THE PROBLEM. Pick out each line containing the string "Joseph" and copy it.

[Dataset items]
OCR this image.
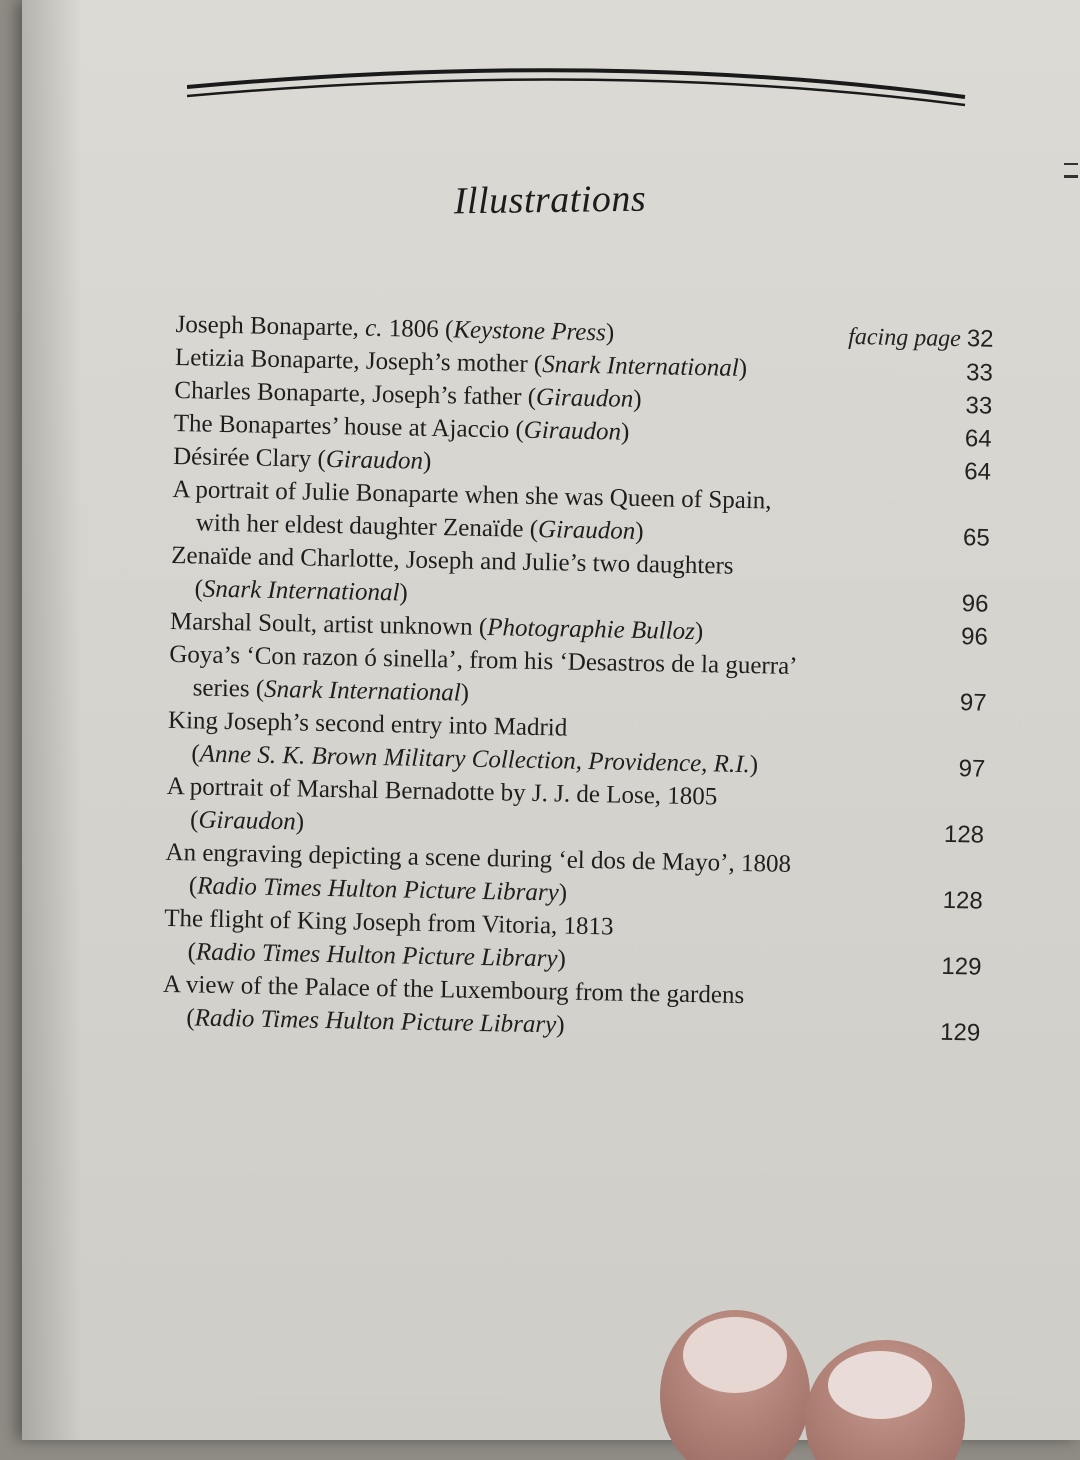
Illustrations
Joseph Bonaparte, c. 1806 (Keystone Press)	facing page 32
Letizia Bonaparte, Joseph’s mother (Snark International)	33
Charles Bonaparte, Joseph’s father (Giraudon)	33
The Bonapartes’ house at Ajaccio (Giraudon)	64
Désirée Clary (Giraudon)	64
A portrait of Julie Bonaparte when she was Queen of Spain,
with her eldest daughter Zenaïde (Giraudon)	65
Zenaïde and Charlotte, Joseph and Julie’s two daughters
(Snark International)	96
Marshal Soult, artist unknown (Photographie Bulloz)	96
Goya’s ‘Con razon ó sinella’, from his ‘Desastros de la guerra’
series (Snark International)	97
King Joseph’s second entry into Madrid
(Anne S. K. Brown Military Collection, Providence, R.I.)	97
A portrait of Marshal Bernadotte by J. J. de Lose, 1805
(Giraudon)	128
An engraving depicting a scene during ‘el dos de Mayo’, 1808
(Radio Times Hulton Picture Library)	128
The flight of King Joseph from Vitoria, 1813
(Radio Times Hulton Picture Library)	129
A view of the Palace of the Luxembourg from the gardens
(Radio Times Hulton Picture Library)	129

FULL RESPONSE.
Joseph Bonaparte, c. 1806 (Keystone Press)	facing page 32
Letizia Bonaparte, Joseph’s mother (Snark International)	33
Charles Bonaparte, Joseph’s father (Giraudon)	33
Zenaïde and Charlotte, Joseph and Julie’s two daughters
King Joseph’s second entry into Madrid
The flight of King Joseph from Vitoria, 1813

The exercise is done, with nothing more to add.